Write out the whole of the material exactly.

===== Record extracts

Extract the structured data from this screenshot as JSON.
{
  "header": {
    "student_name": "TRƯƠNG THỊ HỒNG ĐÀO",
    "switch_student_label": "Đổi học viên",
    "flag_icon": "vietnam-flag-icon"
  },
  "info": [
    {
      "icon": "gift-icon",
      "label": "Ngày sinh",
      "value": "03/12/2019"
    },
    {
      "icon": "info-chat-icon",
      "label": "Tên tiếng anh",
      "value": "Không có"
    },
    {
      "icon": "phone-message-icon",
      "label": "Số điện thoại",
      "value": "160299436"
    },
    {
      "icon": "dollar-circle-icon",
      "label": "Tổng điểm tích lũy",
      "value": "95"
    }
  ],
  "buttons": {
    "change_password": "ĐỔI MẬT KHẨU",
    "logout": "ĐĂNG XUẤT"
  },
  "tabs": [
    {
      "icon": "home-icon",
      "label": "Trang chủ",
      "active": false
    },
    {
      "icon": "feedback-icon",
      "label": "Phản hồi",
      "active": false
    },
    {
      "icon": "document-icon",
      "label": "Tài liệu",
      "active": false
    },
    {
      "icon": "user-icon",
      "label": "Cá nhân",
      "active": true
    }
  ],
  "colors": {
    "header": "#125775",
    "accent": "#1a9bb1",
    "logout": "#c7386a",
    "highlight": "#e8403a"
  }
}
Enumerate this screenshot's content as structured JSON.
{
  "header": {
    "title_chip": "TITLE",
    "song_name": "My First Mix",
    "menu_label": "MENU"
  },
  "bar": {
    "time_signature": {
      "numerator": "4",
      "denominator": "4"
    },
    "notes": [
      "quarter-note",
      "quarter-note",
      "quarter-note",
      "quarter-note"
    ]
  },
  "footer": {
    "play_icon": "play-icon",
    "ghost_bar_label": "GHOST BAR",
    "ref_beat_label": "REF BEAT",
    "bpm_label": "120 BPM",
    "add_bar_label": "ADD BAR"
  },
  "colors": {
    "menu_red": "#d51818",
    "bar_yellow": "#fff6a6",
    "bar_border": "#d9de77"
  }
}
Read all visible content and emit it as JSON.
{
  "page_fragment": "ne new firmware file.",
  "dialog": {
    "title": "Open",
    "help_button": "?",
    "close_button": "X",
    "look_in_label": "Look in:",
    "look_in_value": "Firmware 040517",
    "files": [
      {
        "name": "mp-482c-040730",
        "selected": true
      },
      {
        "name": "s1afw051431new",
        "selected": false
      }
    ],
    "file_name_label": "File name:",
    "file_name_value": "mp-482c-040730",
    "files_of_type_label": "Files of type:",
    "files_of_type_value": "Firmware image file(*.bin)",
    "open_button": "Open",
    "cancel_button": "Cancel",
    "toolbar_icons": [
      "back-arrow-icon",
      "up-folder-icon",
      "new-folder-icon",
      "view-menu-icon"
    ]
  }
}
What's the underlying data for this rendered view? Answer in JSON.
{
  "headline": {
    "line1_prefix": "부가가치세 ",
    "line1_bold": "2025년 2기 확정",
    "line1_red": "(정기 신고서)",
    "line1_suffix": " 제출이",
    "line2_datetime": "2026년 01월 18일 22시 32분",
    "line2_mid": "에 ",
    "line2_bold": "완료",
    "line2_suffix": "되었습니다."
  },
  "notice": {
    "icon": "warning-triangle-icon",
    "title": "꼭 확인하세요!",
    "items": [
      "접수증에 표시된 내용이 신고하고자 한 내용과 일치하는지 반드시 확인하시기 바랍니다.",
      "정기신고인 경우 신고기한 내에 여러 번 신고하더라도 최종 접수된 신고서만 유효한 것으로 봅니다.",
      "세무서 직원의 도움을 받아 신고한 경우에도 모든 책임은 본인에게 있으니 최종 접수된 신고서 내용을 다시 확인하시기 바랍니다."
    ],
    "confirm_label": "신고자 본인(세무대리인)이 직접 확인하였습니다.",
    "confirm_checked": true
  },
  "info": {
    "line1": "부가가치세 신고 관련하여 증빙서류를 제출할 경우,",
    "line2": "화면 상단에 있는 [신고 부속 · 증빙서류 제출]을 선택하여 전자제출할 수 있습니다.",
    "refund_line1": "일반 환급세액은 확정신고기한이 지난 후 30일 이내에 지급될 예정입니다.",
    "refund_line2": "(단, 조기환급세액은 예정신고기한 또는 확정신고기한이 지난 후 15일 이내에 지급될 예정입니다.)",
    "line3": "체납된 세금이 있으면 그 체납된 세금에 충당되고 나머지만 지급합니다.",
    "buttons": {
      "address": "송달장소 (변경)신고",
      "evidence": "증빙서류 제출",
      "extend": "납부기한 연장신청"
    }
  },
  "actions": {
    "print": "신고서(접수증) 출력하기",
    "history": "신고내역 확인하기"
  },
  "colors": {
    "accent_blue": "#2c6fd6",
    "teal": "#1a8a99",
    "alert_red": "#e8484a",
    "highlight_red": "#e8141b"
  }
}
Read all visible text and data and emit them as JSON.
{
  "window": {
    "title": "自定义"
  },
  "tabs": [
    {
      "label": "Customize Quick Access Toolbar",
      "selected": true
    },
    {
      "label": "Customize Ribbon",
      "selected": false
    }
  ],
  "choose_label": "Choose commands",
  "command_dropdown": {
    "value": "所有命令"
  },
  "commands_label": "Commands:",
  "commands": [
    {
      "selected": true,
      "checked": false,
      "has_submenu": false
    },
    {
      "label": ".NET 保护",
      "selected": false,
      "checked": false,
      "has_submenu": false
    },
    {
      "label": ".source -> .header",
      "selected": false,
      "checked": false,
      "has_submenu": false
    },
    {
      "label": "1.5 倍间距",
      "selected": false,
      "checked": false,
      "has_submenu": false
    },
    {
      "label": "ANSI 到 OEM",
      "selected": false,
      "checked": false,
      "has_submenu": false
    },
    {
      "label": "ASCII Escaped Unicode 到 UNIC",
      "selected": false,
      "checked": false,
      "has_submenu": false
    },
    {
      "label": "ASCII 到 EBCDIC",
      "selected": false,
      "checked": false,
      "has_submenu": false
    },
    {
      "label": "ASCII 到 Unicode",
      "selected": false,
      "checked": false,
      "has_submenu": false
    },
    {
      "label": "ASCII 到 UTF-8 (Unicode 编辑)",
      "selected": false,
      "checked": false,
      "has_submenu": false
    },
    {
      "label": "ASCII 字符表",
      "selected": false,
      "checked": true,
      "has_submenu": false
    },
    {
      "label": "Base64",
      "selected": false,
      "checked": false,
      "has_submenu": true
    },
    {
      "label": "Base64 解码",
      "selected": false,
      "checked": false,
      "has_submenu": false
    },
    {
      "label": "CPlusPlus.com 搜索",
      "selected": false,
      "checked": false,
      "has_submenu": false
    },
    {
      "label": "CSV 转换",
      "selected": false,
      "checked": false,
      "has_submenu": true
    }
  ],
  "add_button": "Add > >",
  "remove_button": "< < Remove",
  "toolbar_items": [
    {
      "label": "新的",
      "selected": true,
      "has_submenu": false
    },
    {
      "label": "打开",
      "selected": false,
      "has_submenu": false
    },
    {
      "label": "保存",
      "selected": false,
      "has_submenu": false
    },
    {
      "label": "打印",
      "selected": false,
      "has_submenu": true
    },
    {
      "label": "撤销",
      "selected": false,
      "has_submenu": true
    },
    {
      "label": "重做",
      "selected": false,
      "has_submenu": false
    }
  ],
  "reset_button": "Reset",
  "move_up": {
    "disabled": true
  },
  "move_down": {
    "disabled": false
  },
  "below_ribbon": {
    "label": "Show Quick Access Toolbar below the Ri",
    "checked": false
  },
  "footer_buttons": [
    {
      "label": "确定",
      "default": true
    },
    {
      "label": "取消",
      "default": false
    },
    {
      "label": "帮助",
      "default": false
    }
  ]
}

==========

▸ Task solution
Extract the structured data from this screenshot as JSON.
{
  "header": {
    "student_name": "TRƯƠNG THỊ HỒNG ĐÀO",
    "switch_student_label": "Đổi học viên",
    "flag_icon": "vietnam-flag-icon"
  },
  "info": [
    {
      "icon": "gift-icon",
      "label": "Ngày sinh",
      "value": "03/12/2019"
    },
    {
      "icon": "info-chat-icon",
      "label": "Tên tiếng anh",
      "value": "Không có"
    },
    {
      "icon": "phone-message-icon",
      "label": "Số điện thoại",
      "value": "160299436"
    },
    {
      "icon": "dollar-circle-icon",
      "label": "Tổng điểm tích lũy",
      "value": "95"
    }
  ],
  "buttons": {
    "change_password": "ĐỔI MẬT KHẨU",
    "logout": "ĐĂNG XUẤT"
  },
  "tabs": [
    {
      "icon": "home-icon",
      "label": "Trang chủ",
      "active": false
    },
    {
      "icon": "feedback-icon",
      "label": "Phản hồi",
      "active": false
    },
    {
      "icon": "document-icon",
      "label": "Tài liệu",
      "active": false
    },
    {
      "icon": "user-icon",
      "label": "Cá nhân",
      "active": true
    }
  ],
  "colors": {
    "header": "#125775",
    "accent": "#1a9bb1",
    "logout": "#c7386a",
    "highlight": "#e8403a"
  }
}
Enumerate this screenshot's content as structured JSON.
{
  "header": {
    "title_chip": "TITLE",
    "song_name": "My First Mix",
    "menu_label": "MENU"
  },
  "bar": {
    "time_signature": {
      "numerator": "4",
      "denominator": "4"
    },
    "notes": [
      "quarter-note",
      "quarter-note",
      "quarter-note",
      "quarter-note"
    ]
  },
  "footer": {
    "play_icon": "play-icon",
    "ghost_bar_label": "GHOST BAR",
    "ref_beat_label": "REF BEAT",
    "bpm_label": "120 BPM",
    "add_bar_label": "ADD BAR"
  },
  "colors": {
    "menu_red": "#d51818",
    "bar_yellow": "#fff6a6",
    "bar_border": "#d9de77"
  }
}
Read all visible content and emit it as JSON.
{
  "page_fragment": "ne new firmware file.",
  "dialog": {
    "title": "Open",
    "help_button": "?",
    "close_button": "X",
    "look_in_label": "Look in:",
    "look_in_value": "Firmware 040517",
    "files": [
      {
        "name": "mp-482c-040730",
        "selected": true
      },
      {
        "name": "s1afw051431new",
        "selected": false
      }
    ],
    "file_name_label": "File name:",
    "file_name_value": "mp-482c-040730",
    "files_of_type_label": "Files of type:",
    "files_of_type_value": "Firmware image file(*.bin)",
    "open_button": "Open",
    "cancel_button": "Cancel",
    "toolbar_icons": [
      "back-arrow-icon",
      "up-folder-icon",
      "new-folder-icon",
      "view-menu-icon"
    ]
  }
}
What's the underlying data for this rendered view? Answer in JSON.
{
  "headline": {
    "line1_prefix": "부가가치세 ",
    "line1_bold": "2025년 2기 확정",
    "line1_red": "(정기 신고서)",
    "line1_suffix": " 제출이",
    "line2_datetime": "2026년 01월 18일 22시 32분",
    "line2_mid": "에 ",
    "line2_bold": "완료",
    "line2_suffix": "되었습니다."
  },
  "notice": {
    "icon": "warning-triangle-icon",
    "title": "꼭 확인하세요!",
    "items": [
      "접수증에 표시된 내용이 신고하고자 한 내용과 일치하는지 반드시 확인하시기 바랍니다.",
      "정기신고인 경우 신고기한 내에 여러 번 신고하더라도 최종 접수된 신고서만 유효한 것으로 봅니다.",
      "세무서 직원의 도움을 받아 신고한 경우에도 모든 책임은 본인에게 있으니 최종 접수된 신고서 내용을 다시 확인하시기 바랍니다."
    ],
    "confirm_label": "신고자 본인(세무대리인)이 직접 확인하였습니다.",
    "confirm_checked": true
  },
  "info": {
    "line1": "부가가치세 신고 관련하여 증빙서류를 제출할 경우,",
    "line2": "화면 상단에 있는 [신고 부속 · 증빙서류 제출]을 선택하여 전자제출할 수 있습니다.",
    "refund_line1": "일반 환급세액은 확정신고기한이 지난 후 30일 이내에 지급될 예정입니다.",
    "refund_line2": "(단, 조기환급세액은 예정신고기한 또는 확정신고기한이 지난 후 15일 이내에 지급될 예정입니다.)",
    "line3": "체납된 세금이 있으면 그 체납된 세금에 충당되고 나머지만 지급합니다.",
    "buttons": {
      "address": "송달장소 (변경)신고",
      "evidence": "증빙서류 제출",
      "extend": "납부기한 연장신청"
    }
  },
  "actions": {
    "print": "신고서(접수증) 출력하기",
    "history": "신고내역 확인하기"
  },
  "colors": {
    "accent_blue": "#2c6fd6",
    "teal": "#1a8a99",
    "alert_red": "#e8484a",
    "highlight_red": "#e8141b"
  }
}
Read all visible text and data and emit them as JSON.
{
  "window": {
    "title": "自定义"
  },
  "tabs": [
    {
      "label": "Customize Quick Access Toolbar",
      "selected": true
    },
    {
      "label": "Customize Ribbon",
      "selected": false
    }
  ],
  "choose_label": "Choose commands",
  "command_dropdown": {
    "value": "所有命令"
  },
  "commands_label": "Commands:",
  "commands": [
    {
      "selected": true,
      "checked": false,
      "has_submenu": false
    },
    {
      "label": ".NET 保护",
      "selected": false,
      "checked": false,
      "has_submenu": false
    },
    {
      "label": ".source -> .header",
      "selected": false,
      "checked": false,
      "has_submenu": false
    },
    {
      "label": "1.5 倍间距",
      "selected": false,
      "checked": false,
      "has_submenu": false
    },
    {
      "label": "ANSI 到 OEM",
      "selected": false,
      "checked": false,
      "has_submenu": false
    },
    {
      "label": "ASCII Escaped Unicode 到 UNIC",
      "selected": false,
      "checked": false,
      "has_submenu": false
    },
    {
      "label": "ASCII 到 EBCDIC",
      "selected": false,
      "checked": false,
      "has_submenu": false
    },
    {
      "label": "ASCII 到 Unicode",
      "selected": false,
      "checked": false,
      "has_submenu": false
    },
    {
      "label": "ASCII 到 UTF-8 (Unicode 编辑)",
      "selected": false,
      "checked": false,
      "has_submenu": false
    },
    {
      "label": "ASCII 字符表",
      "selected": false,
      "checked": true,
      "has_submenu": false
    },
    {
      "label": "Base64",
      "selected": false,
      "checked": false,
      "has_submenu": true
    },
    {
      "label": "Base64 解码",
      "selected": false,
      "checked": false,
      "has_submenu": false
    },
    {
      "label": "CPlusPlus.com 搜索",
      "selected": false,
      "checked": false,
      "has_submenu": false
    },
    {
      "label": "CSV 转换",
      "selected": false,
      "checked": false,
      "has_submenu": true
    }
  ],
  "add_button": "Add > >",
  "remove_button": "< < Remove",
  "toolbar_items": [
    {
      "label": "新的",
      "selected": true,
      "has_submenu": false
    },
    {
      "label": "打开",
      "selected": false,
      "has_submenu": false
    },
    {
      "label": "保存",
      "selected": false,
      "has_submenu": false
    },
    {
      "label": "打印",
      "selected": false,
      "has_submenu": true
    },
    {
      "label": "撤销",
      "selected": false,
      "has_submenu": true
    },
    {
      "label": "重做",
      "selected": false,
      "has_submenu": false
    }
  ],
  "reset_button": "Reset",
  "move_up": {
    "disabled": true
  },
  "move_down": {
    "disabled": false
  },
  "below_ribbon": {
    "label": "Show Quick Access Toolbar below the Ri",
    "checked": false
  },
  "footer_buttons": [
    {
      "label": "确定",
      "default": true
    },
    {
      "label": "取消",
      "default": false
    },
    {
      "label": "帮助",
      "default": false
    }
  ]
}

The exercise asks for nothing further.